To do -
Search the listing for "LDRg" and copy every line where it appears.

Given data -
--- begin ---

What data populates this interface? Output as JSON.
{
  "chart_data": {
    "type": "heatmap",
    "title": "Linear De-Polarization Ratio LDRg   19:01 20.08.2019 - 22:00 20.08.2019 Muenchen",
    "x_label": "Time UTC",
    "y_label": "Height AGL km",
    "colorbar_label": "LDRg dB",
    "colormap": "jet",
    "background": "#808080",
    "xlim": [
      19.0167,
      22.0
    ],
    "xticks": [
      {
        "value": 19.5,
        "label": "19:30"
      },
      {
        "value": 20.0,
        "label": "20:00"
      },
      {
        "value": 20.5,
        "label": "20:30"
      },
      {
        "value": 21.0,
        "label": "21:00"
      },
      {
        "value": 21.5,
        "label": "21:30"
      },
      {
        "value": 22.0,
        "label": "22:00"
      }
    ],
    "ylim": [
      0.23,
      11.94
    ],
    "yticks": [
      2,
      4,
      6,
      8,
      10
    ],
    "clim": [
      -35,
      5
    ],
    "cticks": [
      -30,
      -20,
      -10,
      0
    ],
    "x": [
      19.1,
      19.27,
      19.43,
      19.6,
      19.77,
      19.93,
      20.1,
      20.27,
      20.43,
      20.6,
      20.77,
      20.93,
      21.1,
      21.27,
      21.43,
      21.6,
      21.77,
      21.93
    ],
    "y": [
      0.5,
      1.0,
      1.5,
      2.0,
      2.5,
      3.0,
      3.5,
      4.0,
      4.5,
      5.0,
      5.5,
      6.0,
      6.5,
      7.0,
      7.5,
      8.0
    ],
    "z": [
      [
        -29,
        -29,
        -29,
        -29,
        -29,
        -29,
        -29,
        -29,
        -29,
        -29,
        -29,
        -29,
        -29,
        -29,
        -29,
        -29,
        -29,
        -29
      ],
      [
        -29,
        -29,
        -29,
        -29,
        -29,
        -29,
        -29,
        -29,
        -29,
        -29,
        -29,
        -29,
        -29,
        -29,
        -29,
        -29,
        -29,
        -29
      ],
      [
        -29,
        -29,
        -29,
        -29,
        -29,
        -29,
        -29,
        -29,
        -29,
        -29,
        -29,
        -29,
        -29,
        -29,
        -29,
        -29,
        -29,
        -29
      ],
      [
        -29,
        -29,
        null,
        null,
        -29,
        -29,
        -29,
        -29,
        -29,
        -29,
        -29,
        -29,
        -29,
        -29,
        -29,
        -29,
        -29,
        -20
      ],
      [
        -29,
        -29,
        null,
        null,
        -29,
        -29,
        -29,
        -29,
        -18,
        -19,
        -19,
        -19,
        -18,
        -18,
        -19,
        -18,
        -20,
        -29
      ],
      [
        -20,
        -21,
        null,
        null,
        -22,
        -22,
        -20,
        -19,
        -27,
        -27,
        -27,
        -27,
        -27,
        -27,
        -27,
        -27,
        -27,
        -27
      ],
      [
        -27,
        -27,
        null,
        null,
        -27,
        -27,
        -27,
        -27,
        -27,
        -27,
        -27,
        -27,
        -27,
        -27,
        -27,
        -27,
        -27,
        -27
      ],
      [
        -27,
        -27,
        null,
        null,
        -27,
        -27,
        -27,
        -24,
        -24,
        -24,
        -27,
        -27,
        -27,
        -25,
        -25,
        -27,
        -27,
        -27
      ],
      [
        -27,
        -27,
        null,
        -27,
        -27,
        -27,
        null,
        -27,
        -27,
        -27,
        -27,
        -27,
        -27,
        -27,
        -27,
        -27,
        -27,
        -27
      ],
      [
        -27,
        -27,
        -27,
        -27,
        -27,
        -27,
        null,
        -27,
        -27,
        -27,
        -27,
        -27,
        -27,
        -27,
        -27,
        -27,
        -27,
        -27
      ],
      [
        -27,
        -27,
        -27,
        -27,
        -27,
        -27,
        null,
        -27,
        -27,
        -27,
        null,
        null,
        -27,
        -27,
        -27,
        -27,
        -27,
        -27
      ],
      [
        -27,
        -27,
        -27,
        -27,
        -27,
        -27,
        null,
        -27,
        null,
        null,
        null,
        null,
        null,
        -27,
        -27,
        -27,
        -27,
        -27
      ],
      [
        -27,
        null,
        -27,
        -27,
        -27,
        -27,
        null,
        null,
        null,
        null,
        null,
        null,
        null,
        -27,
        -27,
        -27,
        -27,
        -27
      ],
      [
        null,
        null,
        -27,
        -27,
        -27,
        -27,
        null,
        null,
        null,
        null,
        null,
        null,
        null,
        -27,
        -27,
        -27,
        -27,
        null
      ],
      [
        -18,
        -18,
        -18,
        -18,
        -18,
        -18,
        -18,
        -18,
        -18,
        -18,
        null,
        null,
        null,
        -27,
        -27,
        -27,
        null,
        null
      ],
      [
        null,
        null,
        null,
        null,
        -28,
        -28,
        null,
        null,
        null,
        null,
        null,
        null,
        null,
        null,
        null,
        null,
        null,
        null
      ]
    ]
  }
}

--- end ---

Exercise output -
    "title": "Linear De-Polarization Ratio LDRg   19:01 20.08.2019 - 22:00 20.08.2019 Muenchen",
    "colorbar_label": "LDRg dB",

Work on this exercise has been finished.